**Stated exercise:**
For this exercise, repeat all of the material verbatim apart from its images.
________________
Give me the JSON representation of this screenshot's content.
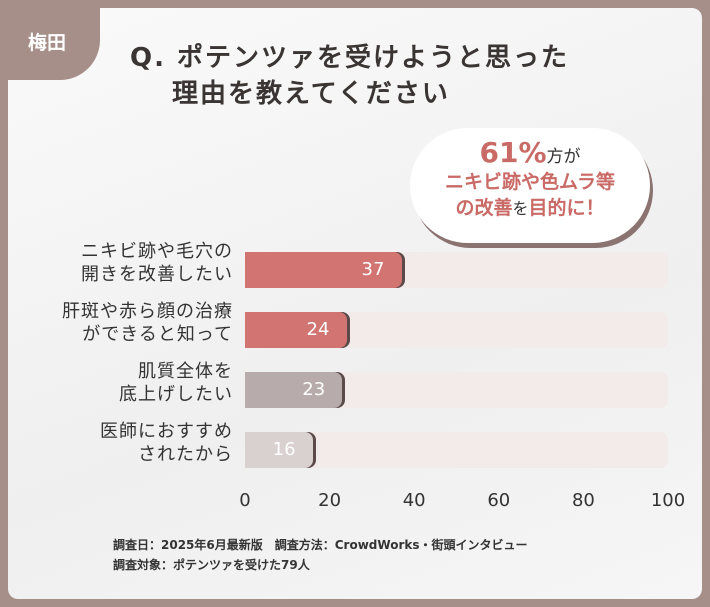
{
  "tag": "梅田",
  "title_line1": "Q. ポテンツァを受けようと思った",
  "title_line2": "理由を教えてください",
  "callout": {
    "percent": "61%",
    "after_percent": "方が",
    "line2": "ニキビ跡や色ムラ等",
    "line3_a": "の改善",
    "line3_b": "を",
    "line3_c": "目的に！"
  },
  "chart_data": {
    "type": "bar",
    "orientation": "horizontal",
    "categories": [
      [
        "ニキビ跡や毛穴の",
        "開きを改善したい"
      ],
      [
        "肝斑や赤ら顔の治療",
        "ができると知って"
      ],
      [
        "肌質全体を",
        "底上げしたい"
      ],
      [
        "医師におすすめ",
        "されたから"
      ]
    ],
    "values": [
      37,
      24,
      23,
      16
    ],
    "xlim": [
      0,
      100
    ],
    "ticks": [
      0,
      20,
      40,
      60,
      80,
      100
    ],
    "colors": [
      "#d27471",
      "#d27471",
      "#b7acab",
      "#d9d1d0"
    ]
  },
  "footer": {
    "line1": "調査日：2025年6月最新版　調査方法：CrowdWorks・街頭インタビュー",
    "line2": "調査対象：ポテンツァを受けた79人"
  }
}
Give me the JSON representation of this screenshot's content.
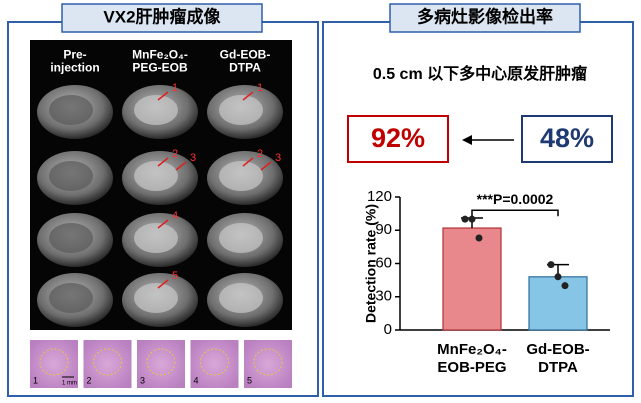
{
  "left_panel": {
    "title": "VX2肝肿瘤成像",
    "column_headers": [
      "Pre-injection",
      "MnFe₂O₄-PEG-EOB",
      "Gd-EOB-DTPA"
    ],
    "mri_cells": [
      [
        [],
        [
          "1"
        ],
        [
          "1"
        ]
      ],
      [
        [],
        [
          "2",
          "3"
        ],
        [
          "2",
          "3"
        ]
      ],
      [
        [],
        [
          "4"
        ],
        []
      ],
      [
        [],
        [
          "5"
        ],
        []
      ]
    ],
    "histology_labels": [
      "1",
      "2",
      "3",
      "4",
      "5"
    ],
    "scale_bar": "1 mm"
  },
  "right_panel": {
    "title": "多病灶影像检出率",
    "subtitle": "0.5 cm 以下多中心原发肝肿瘤",
    "callouts": [
      "92%",
      "48%"
    ]
  },
  "chart_data": {
    "type": "bar",
    "y_label": "Detection rate (%)",
    "categories": [
      "MnFe₂O₄-EOB-PEG",
      "Gd-EOB-DTPA"
    ],
    "values": [
      92,
      48
    ],
    "errors": [
      9,
      11
    ],
    "points": [
      [
        100,
        100,
        83
      ],
      [
        59,
        48,
        40
      ]
    ],
    "colors": [
      "#e9888c",
      "#86c5e6"
    ],
    "edge_colors": [
      "#b03038",
      "#2c6e9a"
    ],
    "annotation": "***P=0.0002",
    "ylim": [
      0,
      120
    ],
    "yticks": [
      0,
      30,
      60,
      90,
      120
    ]
  }
}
________________
**Solved problem:**
Give me the JSON representation of this screenshot's content.
{
  "tag": "梅田",
  "title_line1": "Q. ポテンツァを受けようと思った",
  "title_line2": "理由を教えてください",
  "callout": {
    "percent": "61%",
    "after_percent": "方が",
    "line2": "ニキビ跡や色ムラ等",
    "line3_a": "の改善",
    "line3_b": "を",
    "line3_c": "目的に！"
  },
  "chart_data": {
    "type": "bar",
    "orientation": "horizontal",
    "categories": [
      [
        "ニキビ跡や毛穴の",
        "開きを改善したい"
      ],
      [
        "肝斑や赤ら顔の治療",
        "ができると知って"
      ],
      [
        "肌質全体を",
        "底上げしたい"
      ],
      [
        "医師におすすめ",
        "されたから"
      ]
    ],
    "values": [
      37,
      24,
      23,
      16
    ],
    "xlim": [
      0,
      100
    ],
    "ticks": [
      0,
      20,
      40,
      60,
      80,
      100
    ],
    "colors": [
      "#d27471",
      "#d27471",
      "#b7acab",
      "#d9d1d0"
    ]
  },
  "footer": {
    "line1": "調査日：2025年6月最新版　調査方法：CrowdWorks・街頭インタビュー",
    "line2": "調査対象：ポテンツァを受けた79人"
  }
}
Give me the JSON representation of this screenshot's content.
{
  "left_panel": {
    "title": "VX2肝肿瘤成像",
    "column_headers": [
      "Pre-injection",
      "MnFe₂O₄-PEG-EOB",
      "Gd-EOB-DTPA"
    ],
    "mri_cells": [
      [
        [],
        [
          "1"
        ],
        [
          "1"
        ]
      ],
      [
        [],
        [
          "2",
          "3"
        ],
        [
          "2",
          "3"
        ]
      ],
      [
        [],
        [
          "4"
        ],
        []
      ],
      [
        [],
        [
          "5"
        ],
        []
      ]
    ],
    "histology_labels": [
      "1",
      "2",
      "3",
      "4",
      "5"
    ],
    "scale_bar": "1 mm"
  },
  "right_panel": {
    "title": "多病灶影像检出率",
    "subtitle": "0.5 cm 以下多中心原发肝肿瘤",
    "callouts": [
      "92%",
      "48%"
    ]
  },
  "chart_data": {
    "type": "bar",
    "y_label": "Detection rate (%)",
    "categories": [
      "MnFe₂O₄-EOB-PEG",
      "Gd-EOB-DTPA"
    ],
    "values": [
      92,
      48
    ],
    "errors": [
      9,
      11
    ],
    "points": [
      [
        100,
        100,
        83
      ],
      [
        59,
        48,
        40
      ]
    ],
    "colors": [
      "#e9888c",
      "#86c5e6"
    ],
    "edge_colors": [
      "#b03038",
      "#2c6e9a"
    ],
    "annotation": "***P=0.0002",
    "ylim": [
      0,
      120
    ],
    "yticks": [
      0,
      30,
      60,
      90,
      120
    ]
  }
}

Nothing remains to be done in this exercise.